[Dataset items]
* * * *

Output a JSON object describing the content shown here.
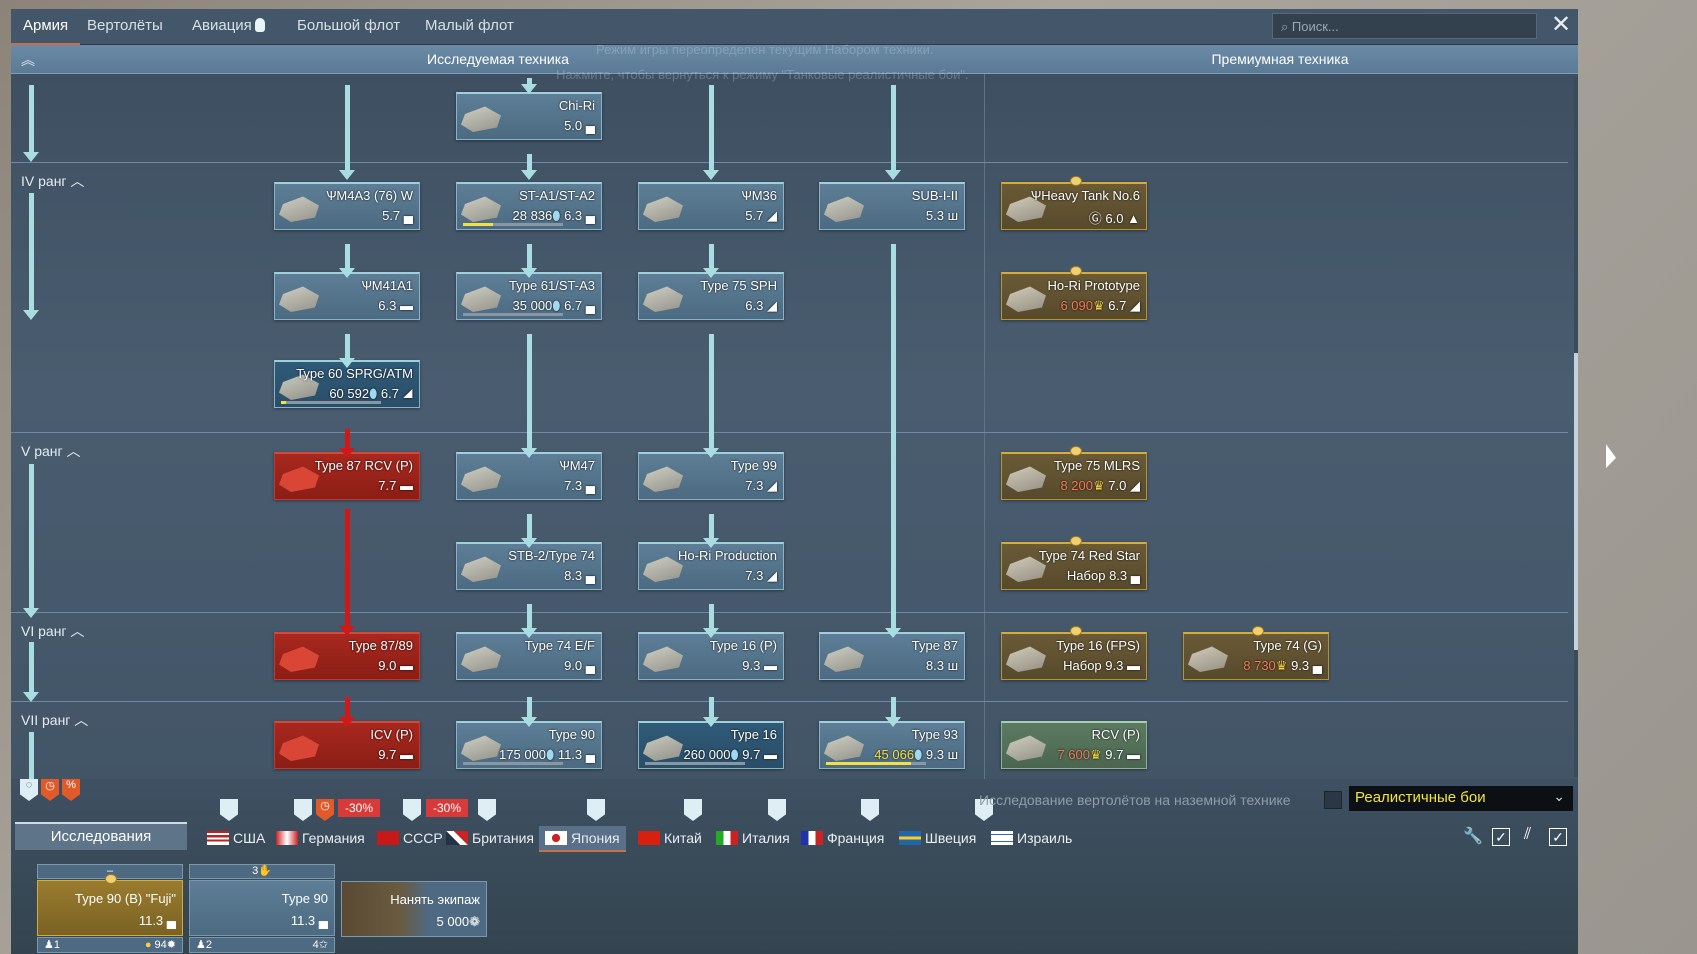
{
  "top_tabs": [
    "Армия",
    "Вертолёты",
    "Авиация",
    "Большой флот",
    "Малый флот"
  ],
  "search": {
    "placeholder": "Поиск..."
  },
  "header": {
    "researched": "Исследуемая техника",
    "premium": "Премиумная техника"
  },
  "notice": {
    "line1": "Режим игры переопределен текущим Набором техники.",
    "line2": "Нажмите, чтобы вернуться к режиму \"Танковые реалистичные бои\"."
  },
  "ranks": [
    "IV ранг",
    "V ранг",
    "VI ранг",
    "VII ранг"
  ],
  "vehicles": [
    {
      "name": "Chi-Ri",
      "br": "5.0",
      "type": "▄",
      "style": "normal"
    },
    {
      "name": "ѰM4A3 (76) W",
      "br": "5.7",
      "type": "▄",
      "style": "normal"
    },
    {
      "name": "ST-A1/ST-A2",
      "cost": "28 836",
      "br": "6.3",
      "type": "▄",
      "style": "normal",
      "progress": 0.3
    },
    {
      "name": "ѰM36",
      "br": "5.7",
      "type": "◢",
      "style": "normal"
    },
    {
      "name": "SUB-I-II",
      "br": "5.3",
      "type": "ш",
      "style": "normal"
    },
    {
      "name": "ѰM41A1",
      "br": "6.3",
      "type": "▬",
      "style": "normal"
    },
    {
      "name": "Type 61/ST-A3",
      "cost": "35 000",
      "br": "6.7",
      "type": "▄",
      "style": "normal",
      "progress": 0
    },
    {
      "name": "Type 75 SPH",
      "br": "6.3",
      "type": "◢",
      "style": "normal"
    },
    {
      "name": "Type 60 SPRG/ATM",
      "cost": "60 592",
      "br": "6.7",
      "type": "◢",
      "style": "sel",
      "progress": 0.05
    },
    {
      "name": "Type 87 RCV (P)",
      "br": "7.7",
      "type": "▬",
      "style": "red"
    },
    {
      "name": "ѰM47",
      "br": "7.3",
      "type": "▄",
      "style": "normal"
    },
    {
      "name": "Type 99",
      "br": "7.3",
      "type": "◢",
      "style": "normal"
    },
    {
      "name": "STB-2/Type 74",
      "br": "8.3",
      "type": "▄",
      "style": "normal"
    },
    {
      "name": "Ho-Ri Production",
      "br": "7.3",
      "type": "◢",
      "style": "normal"
    },
    {
      "name": "Type 87/89",
      "br": "9.0",
      "type": "▬",
      "style": "red"
    },
    {
      "name": "Type 74 E/F",
      "br": "9.0",
      "type": "▄",
      "style": "normal"
    },
    {
      "name": "Type 16 (P)",
      "br": "9.3",
      "type": "▬",
      "style": "normal"
    },
    {
      "name": "Type 87",
      "br": "8.3",
      "type": "ш",
      "style": "normal"
    },
    {
      "name": "ICV (P)",
      "br": "9.7",
      "type": "▬",
      "style": "red"
    },
    {
      "name": "Type 90",
      "cost": "175 000",
      "br": "11.3",
      "type": "▄",
      "style": "normal",
      "progress": 0
    },
    {
      "name": "Type 16",
      "cost": "260 000",
      "br": "9.7",
      "type": "▬",
      "style": "sel",
      "progress": 0
    },
    {
      "name": "Type 93",
      "cost": "45 066",
      "br": "9.3",
      "type": "ш",
      "style": "normal",
      "cost_color": "y",
      "progress": 0.85
    },
    {
      "name": "ѰHeavy Tank No.6",
      "cost": "Ⓖ",
      "br": "6.0",
      "type": "▲",
      "style": "prem"
    },
    {
      "name": "Ho-Ri Prototype",
      "cost": "6 090",
      "br": "6.7",
      "type": "◢",
      "style": "prem",
      "cost_color": "pc"
    },
    {
      "name": "Type 75 MLRS",
      "cost": "8 200",
      "br": "7.0",
      "type": "◢",
      "style": "prem",
      "cost_color": "pc"
    },
    {
      "name": "Type 74 Red Star",
      "cost": "Набор",
      "br": "8.3",
      "type": "▄",
      "style": "prem"
    },
    {
      "name": "Type 16 (FPS)",
      "cost": "Набор",
      "br": "9.3",
      "type": "▬",
      "style": "prem"
    },
    {
      "name": "Type 74 (G)",
      "cost": "8 730",
      "br": "9.3",
      "type": "▄",
      "style": "prem",
      "cost_color": "pc"
    },
    {
      "name": "RCV (P)",
      "cost": "7 600",
      "br": "9.7",
      "type": "▬",
      "style": "green",
      "cost_color": "pc"
    }
  ],
  "bottom": {
    "research_label": "Исследования",
    "discounts": [
      "-30%",
      "-30%"
    ],
    "percent_badge": "%",
    "countries": [
      "США",
      "Германия",
      "СССР",
      "Британия",
      "Япония",
      "Китай",
      "Италия",
      "Франция",
      "Швеция",
      "Израиль"
    ],
    "active_country": "Япония",
    "heli_label": "Исследование вертолётов на наземной технике",
    "mode": "Реалистичные бои",
    "crew": [
      {
        "header": "–",
        "name": "Type 90 (B) \"Fuji\"",
        "br": "11.3",
        "num": "1",
        "level": "94"
      },
      {
        "header": "3",
        "name": "Type 90",
        "br": "11.3",
        "num": "2",
        "level": "4"
      }
    ],
    "hire": {
      "label": "Нанять экипаж",
      "cost": "5 000"
    }
  }
}
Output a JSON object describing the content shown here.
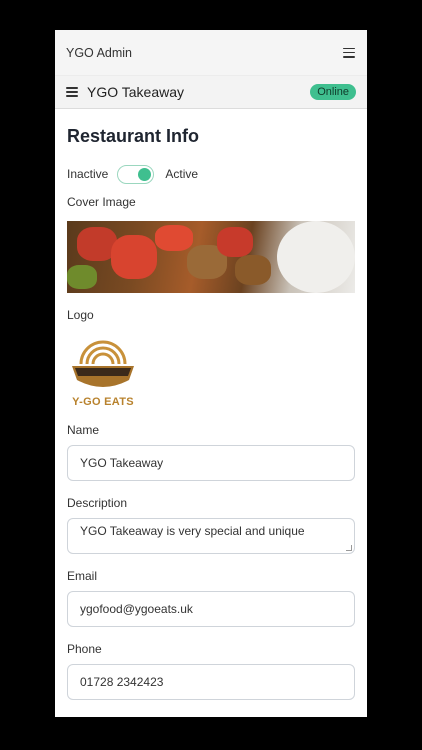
{
  "app": {
    "title": "YGO Admin"
  },
  "store": {
    "name": "YGO Takeaway",
    "status": "Online"
  },
  "page": {
    "title": "Restaurant Info"
  },
  "status": {
    "inactive_label": "Inactive",
    "active_label": "Active",
    "is_active": true
  },
  "cover": {
    "label": "Cover Image"
  },
  "logo": {
    "label": "Logo",
    "text": "Y-GO EATS"
  },
  "form": {
    "name_label": "Name",
    "name_value": "YGO Takeaway",
    "description_label": "Description",
    "description_value": "YGO Takeaway is very special and unique",
    "email_label": "Email",
    "email_value": "ygofood@ygoeats.uk",
    "phone_label": "Phone",
    "phone_value": "01728 2342423"
  },
  "colors": {
    "accent": "#3fbf8f",
    "logo_gold": "#b8822d"
  },
  "icons": {
    "menu": "hamburger-icon",
    "sidebar": "hamburger-icon"
  }
}
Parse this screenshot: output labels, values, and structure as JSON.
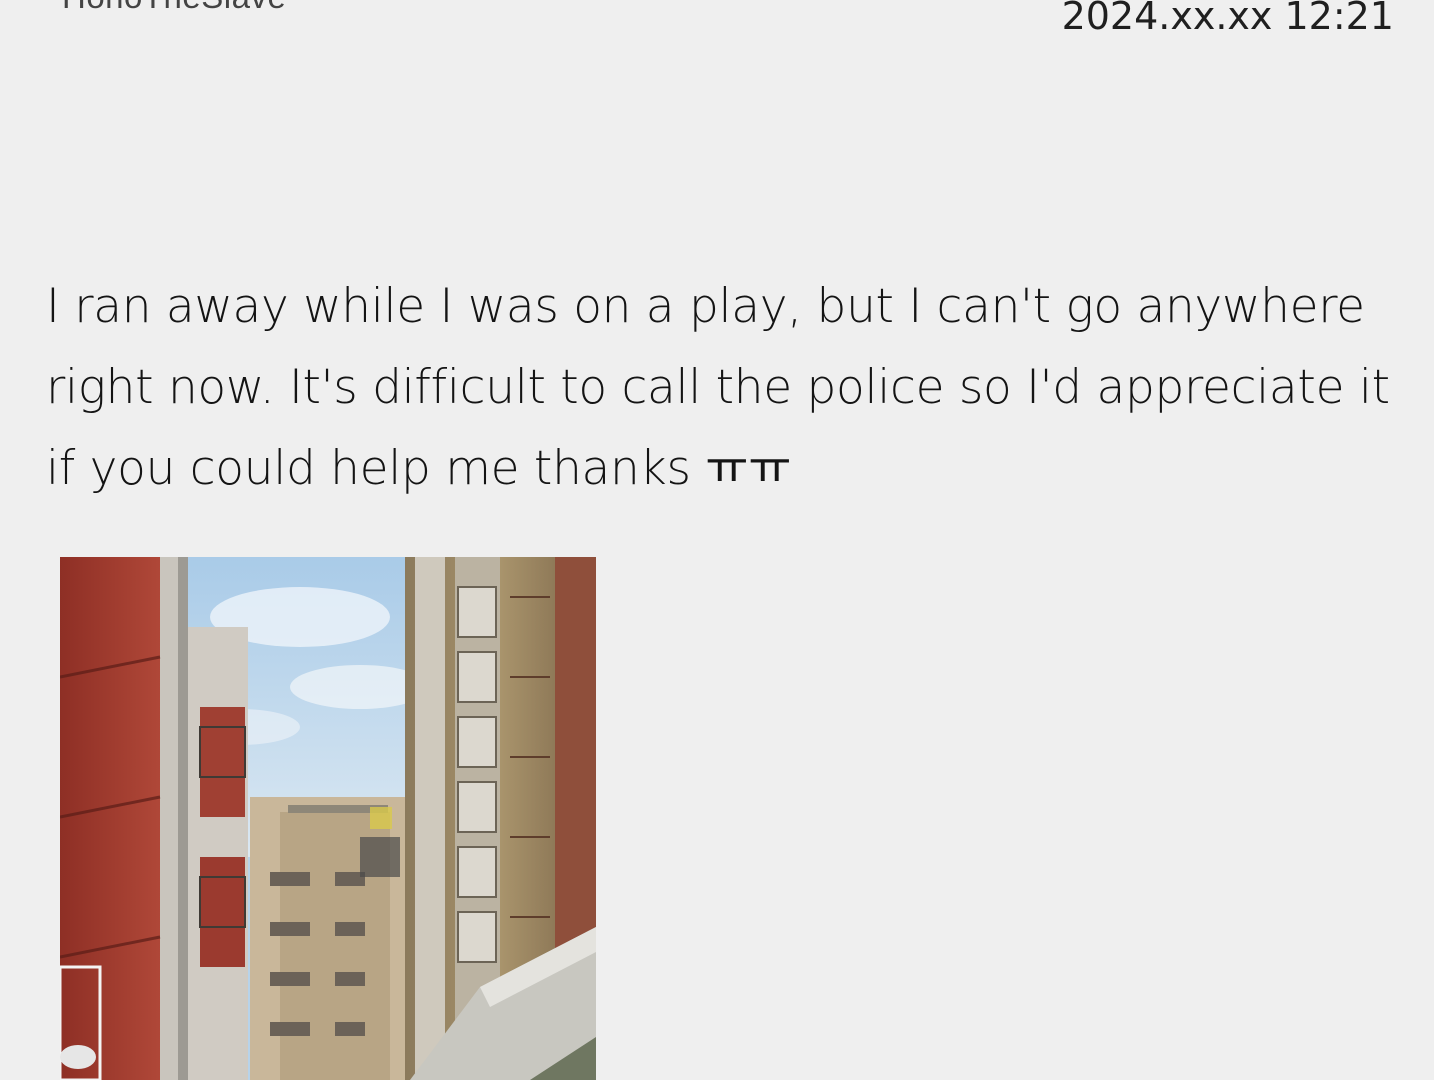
{
  "post": {
    "username": "HonoTheSlave",
    "timestamp": "2024.xx.xx 12:21",
    "message": "I ran away while I was on a play, but I can't go anywhere right now. It's difficult to call the police so I'd appreciate it if you could help me thanks ㅠㅠ",
    "photo": {
      "subject": "alley-between-buildings-photo"
    }
  }
}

* * * *

Job ▸ Without the pictures, copy the material exactly as given.

Finished task ▸
Output a JSON object describing the content shown here.
{
  "top_tabs": [
    "Армия",
    "Вертолёты",
    "Авиация",
    "Большой флот",
    "Малый флот"
  ],
  "search": {
    "placeholder": "Поиск..."
  },
  "header": {
    "researched": "Исследуемая техника",
    "premium": "Премиумная техника"
  },
  "notice": {
    "line1": "Режим игры переопределен текущим Набором техники.",
    "line2": "Нажмите, чтобы вернуться к режиму \"Танковые реалистичные бои\"."
  },
  "ranks": [
    "IV ранг",
    "V ранг",
    "VI ранг",
    "VII ранг"
  ],
  "vehicles": [
    {
      "name": "Chi-Ri",
      "br": "5.0",
      "type": "▄",
      "style": "normal"
    },
    {
      "name": "ѰM4A3 (76) W",
      "br": "5.7",
      "type": "▄",
      "style": "normal"
    },
    {
      "name": "ST-A1/ST-A2",
      "cost": "28 836",
      "br": "6.3",
      "type": "▄",
      "style": "normal",
      "progress": 0.3
    },
    {
      "name": "ѰM36",
      "br": "5.7",
      "type": "◢",
      "style": "normal"
    },
    {
      "name": "SUB-I-II",
      "br": "5.3",
      "type": "ш",
      "style": "normal"
    },
    {
      "name": "ѰM41A1",
      "br": "6.3",
      "type": "▬",
      "style": "normal"
    },
    {
      "name": "Type 61/ST-A3",
      "cost": "35 000",
      "br": "6.7",
      "type": "▄",
      "style": "normal",
      "progress": 0
    },
    {
      "name": "Type 75 SPH",
      "br": "6.3",
      "type": "◢",
      "style": "normal"
    },
    {
      "name": "Type 60 SPRG/ATM",
      "cost": "60 592",
      "br": "6.7",
      "type": "◢",
      "style": "sel",
      "progress": 0.05
    },
    {
      "name": "Type 87 RCV (P)",
      "br": "7.7",
      "type": "▬",
      "style": "red"
    },
    {
      "name": "ѰM47",
      "br": "7.3",
      "type": "▄",
      "style": "normal"
    },
    {
      "name": "Type 99",
      "br": "7.3",
      "type": "◢",
      "style": "normal"
    },
    {
      "name": "STB-2/Type 74",
      "br": "8.3",
      "type": "▄",
      "style": "normal"
    },
    {
      "name": "Ho-Ri Production",
      "br": "7.3",
      "type": "◢",
      "style": "normal"
    },
    {
      "name": "Type 87/89",
      "br": "9.0",
      "type": "▬",
      "style": "red"
    },
    {
      "name": "Type 74 E/F",
      "br": "9.0",
      "type": "▄",
      "style": "normal"
    },
    {
      "name": "Type 16 (P)",
      "br": "9.3",
      "type": "▬",
      "style": "normal"
    },
    {
      "name": "Type 87",
      "br": "8.3",
      "type": "ш",
      "style": "normal"
    },
    {
      "name": "ICV (P)",
      "br": "9.7",
      "type": "▬",
      "style": "red"
    },
    {
      "name": "Type 90",
      "cost": "175 000",
      "br": "11.3",
      "type": "▄",
      "style": "normal",
      "progress": 0
    },
    {
      "name": "Type 16",
      "cost": "260 000",
      "br": "9.7",
      "type": "▬",
      "style": "sel",
      "progress": 0
    },
    {
      "name": "Type 93",
      "cost": "45 066",
      "br": "9.3",
      "type": "ш",
      "style": "normal",
      "cost_color": "y",
      "progress": 0.85
    },
    {
      "name": "ѰHeavy Tank No.6",
      "cost": "Ⓖ",
      "br": "6.0",
      "type": "▲",
      "style": "prem"
    },
    {
      "name": "Ho-Ri Prototype",
      "cost": "6 090",
      "br": "6.7",
      "type": "◢",
      "style": "prem",
      "cost_color": "pc"
    },
    {
      "name": "Type 75 MLRS",
      "cost": "8 200",
      "br": "7.0",
      "type": "◢",
      "style": "prem",
      "cost_color": "pc"
    },
    {
      "name": "Type 74 Red Star",
      "cost": "Набор",
      "br": "8.3",
      "type": "▄",
      "style": "prem"
    },
    {
      "name": "Type 16 (FPS)",
      "cost": "Набор",
      "br": "9.3",
      "type": "▬",
      "style": "prem"
    },
    {
      "name": "Type 74 (G)",
      "cost": "8 730",
      "br": "9.3",
      "type": "▄",
      "style": "prem",
      "cost_color": "pc"
    },
    {
      "name": "RCV (P)",
      "cost": "7 600",
      "br": "9.7",
      "type": "▬",
      "style": "green",
      "cost_color": "pc"
    }
  ],
  "bottom": {
    "research_label": "Исследования",
    "discounts": [
      "-30%",
      "-30%"
    ],
    "percent_badge": "%",
    "countries": [
      "США",
      "Германия",
      "СССР",
      "Британия",
      "Япония",
      "Китай",
      "Италия",
      "Франция",
      "Швеция",
      "Израиль"
    ],
    "active_country": "Япония",
    "heli_label": "Исследование вертолётов на наземной технике",
    "mode": "Реалистичные бои",
    "crew": [
      {
        "header": "–",
        "name": "Type 90 (B) \"Fuji\"",
        "br": "11.3",
        "num": "1",
        "level": "94"
      },
      {
        "header": "3",
        "name": "Type 90",
        "br": "11.3",
        "num": "2",
        "level": "4"
      }
    ],
    "hire": {
      "label": "Нанять экипаж",
      "cost": "5 000"
    }
  }
}
Output a JSON object describing the content shown here.
{
  "app": {
    "title": "YGO Admin"
  },
  "store": {
    "name": "YGO Takeaway",
    "status": "Online"
  },
  "page": {
    "title": "Restaurant Info"
  },
  "status": {
    "inactive_label": "Inactive",
    "active_label": "Active",
    "is_active": true
  },
  "cover": {
    "label": "Cover Image"
  },
  "logo": {
    "label": "Logo",
    "text": "Y-GO EATS"
  },
  "form": {
    "name_label": "Name",
    "name_value": "YGO Takeaway",
    "description_label": "Description",
    "description_value": "YGO Takeaway is very special and unique",
    "email_label": "Email",
    "email_value": "ygofood@ygoeats.uk",
    "phone_label": "Phone",
    "phone_value": "01728 2342423"
  },
  "colors": {
    "accent": "#3fbf8f",
    "logo_gold": "#b8822d"
  },
  "icons": {
    "menu": "hamburger-icon",
    "sidebar": "hamburger-icon"
  }
}
Parse this screenshot: output labels, values, and structure as JSON.
{
  "post": {
    "username": "HonoTheSlave",
    "timestamp": "2024.xx.xx 12:21",
    "message": "I ran away while I was on a play, but I can't go anywhere right now. It's difficult to call the police so I'd appreciate it if you could help me thanks ㅠㅠ",
    "photo": {
      "subject": "alley-between-buildings-photo"
    }
  }
}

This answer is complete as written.